- [Task directions] Using the listing below, select the lines with the word "color" and copy them.

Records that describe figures
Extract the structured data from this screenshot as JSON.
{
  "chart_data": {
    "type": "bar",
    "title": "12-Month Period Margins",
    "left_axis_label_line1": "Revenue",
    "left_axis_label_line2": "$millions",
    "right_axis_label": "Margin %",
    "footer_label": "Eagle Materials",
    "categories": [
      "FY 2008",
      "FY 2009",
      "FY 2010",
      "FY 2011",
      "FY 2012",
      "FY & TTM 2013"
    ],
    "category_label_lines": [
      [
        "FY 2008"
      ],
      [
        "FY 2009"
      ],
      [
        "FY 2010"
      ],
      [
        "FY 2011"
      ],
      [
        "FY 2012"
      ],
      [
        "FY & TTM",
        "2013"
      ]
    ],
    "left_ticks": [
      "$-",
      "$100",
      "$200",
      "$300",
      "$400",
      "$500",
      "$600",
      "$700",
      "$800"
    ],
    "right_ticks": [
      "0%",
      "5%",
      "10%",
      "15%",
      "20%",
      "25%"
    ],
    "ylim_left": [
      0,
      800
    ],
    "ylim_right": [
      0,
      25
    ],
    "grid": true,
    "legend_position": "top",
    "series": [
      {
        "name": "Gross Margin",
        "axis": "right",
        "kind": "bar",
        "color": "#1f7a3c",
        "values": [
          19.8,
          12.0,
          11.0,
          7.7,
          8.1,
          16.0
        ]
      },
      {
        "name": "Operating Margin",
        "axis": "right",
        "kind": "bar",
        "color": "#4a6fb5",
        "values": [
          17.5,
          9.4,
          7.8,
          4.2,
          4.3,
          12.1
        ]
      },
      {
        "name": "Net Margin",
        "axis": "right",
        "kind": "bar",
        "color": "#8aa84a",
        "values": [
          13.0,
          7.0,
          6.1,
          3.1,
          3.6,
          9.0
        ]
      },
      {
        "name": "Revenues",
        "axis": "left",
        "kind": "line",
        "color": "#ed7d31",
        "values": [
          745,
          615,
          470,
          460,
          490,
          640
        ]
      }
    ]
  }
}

- [Finished exercise]
        "color": "#1f7a3c",
        "color": "#4a6fb5",
        "color": "#8aa84a",
        "color": "#ed7d31",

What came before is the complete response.